(Work to be completed):
Skip the pictures. Reproduce all other material exactly.

Source records

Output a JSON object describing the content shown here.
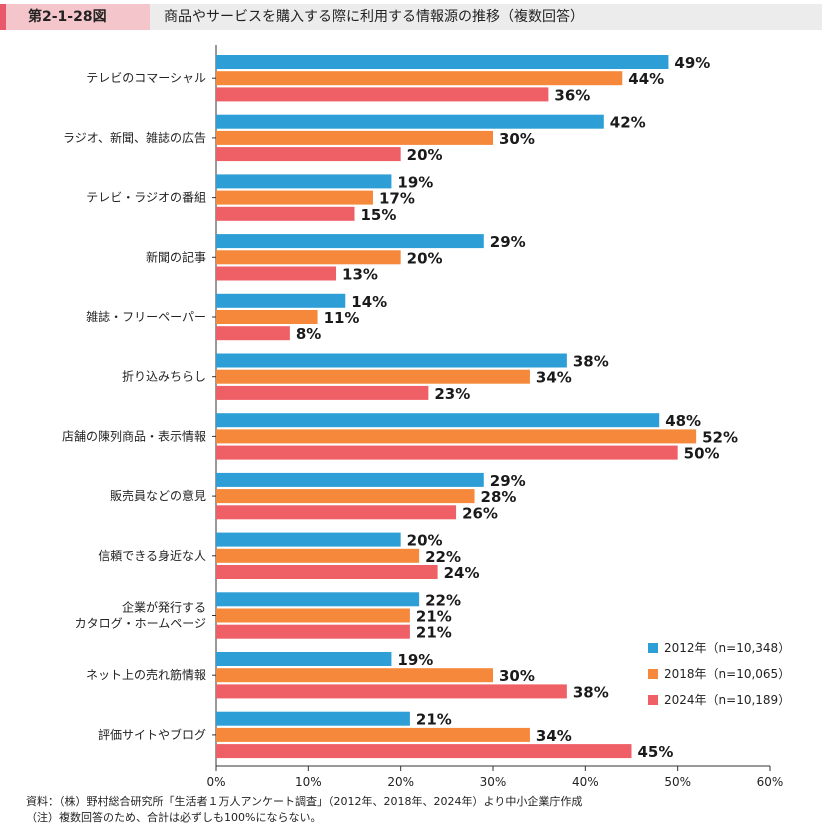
{
  "header": {
    "figure_number": "第2-1-28図",
    "title": "商品やサービスを購入する際に利用する情報源の推移（複数回答）"
  },
  "chart_data": {
    "type": "bar",
    "orientation": "horizontal",
    "categories": [
      [
        "テレビのコマーシャル"
      ],
      [
        "ラジオ、新聞、雑誌の広告"
      ],
      [
        "テレビ・ラジオの番組"
      ],
      [
        "新聞の記事"
      ],
      [
        "雑誌・フリーペーパー"
      ],
      [
        "折り込みちらし"
      ],
      [
        "店舗の陳列商品・表示情報"
      ],
      [
        "販売員などの意見"
      ],
      [
        "信頼できる身近な人"
      ],
      [
        "企業が発行する",
        "カタログ・ホームページ"
      ],
      [
        "ネット上の売れ筋情報"
      ],
      [
        "評価サイトやブログ"
      ]
    ],
    "series": [
      {
        "name": "2012年（n=10,348）",
        "color": "#2e9fd6",
        "values": [
          49,
          42,
          19,
          29,
          14,
          38,
          48,
          29,
          20,
          22,
          19,
          21
        ]
      },
      {
        "name": "2018年（n=10,065）",
        "color": "#f5883a",
        "values": [
          44,
          30,
          17,
          20,
          11,
          34,
          52,
          28,
          22,
          21,
          30,
          34
        ]
      },
      {
        "name": "2024年（n=10,189）",
        "color": "#ee5f66",
        "values": [
          36,
          20,
          15,
          13,
          8,
          23,
          50,
          26,
          24,
          21,
          38,
          45
        ]
      }
    ],
    "value_suffix": "%",
    "xlim": [
      0,
      60
    ],
    "xticks": [
      "0%",
      "10%",
      "20%",
      "30%",
      "40%",
      "50%",
      "60%"
    ],
    "grid": false,
    "legend_position": "bottom-right"
  },
  "footer": {
    "source": "資料：（株）野村総合研究所「生活者１万人アンケート調査」（2012年、2018年、2024年）より中小企業庁作成",
    "note": "（注）複数回答のため、合計は必ずしも100%にならない。"
  }
}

(Written response):
Output a JSON object describing the content shown here.
{
  "header": {
    "figure_number": "第2-1-28図",
    "title": "商品やサービスを購入する際に利用する情報源の推移（複数回答）"
  },
  "chart_data": {
    "type": "bar",
    "orientation": "horizontal",
    "categories": [
      [
        "テレビのコマーシャル"
      ],
      [
        "ラジオ、新聞、雑誌の広告"
      ],
      [
        "テレビ・ラジオの番組"
      ],
      [
        "新聞の記事"
      ],
      [
        "雑誌・フリーペーパー"
      ],
      [
        "折り込みちらし"
      ],
      [
        "店舗の陳列商品・表示情報"
      ],
      [
        "販売員などの意見"
      ],
      [
        "信頼できる身近な人"
      ],
      [
        "企業が発行する",
        "カタログ・ホームページ"
      ],
      [
        "ネット上の売れ筋情報"
      ],
      [
        "評価サイトやブログ"
      ]
    ],
    "series": [
      {
        "name": "2012年（n=10,348）",
        "color": "#2e9fd6",
        "values": [
          49,
          42,
          19,
          29,
          14,
          38,
          48,
          29,
          20,
          22,
          19,
          21
        ]
      },
      {
        "name": "2018年（n=10,065）",
        "color": "#f5883a",
        "values": [
          44,
          30,
          17,
          20,
          11,
          34,
          52,
          28,
          22,
          21,
          30,
          34
        ]
      },
      {
        "name": "2024年（n=10,189）",
        "color": "#ee5f66",
        "values": [
          36,
          20,
          15,
          13,
          8,
          23,
          50,
          26,
          24,
          21,
          38,
          45
        ]
      }
    ],
    "value_suffix": "%",
    "xlim": [
      0,
      60
    ],
    "xticks": [
      "0%",
      "10%",
      "20%",
      "30%",
      "40%",
      "50%",
      "60%"
    ],
    "grid": false,
    "legend_position": "bottom-right"
  },
  "footer": {
    "source": "資料：（株）野村総合研究所「生活者１万人アンケート調査」（2012年、2018年、2024年）より中小企業庁作成",
    "note": "（注）複数回答のため、合計は必ずしも100%にならない。"
  }
}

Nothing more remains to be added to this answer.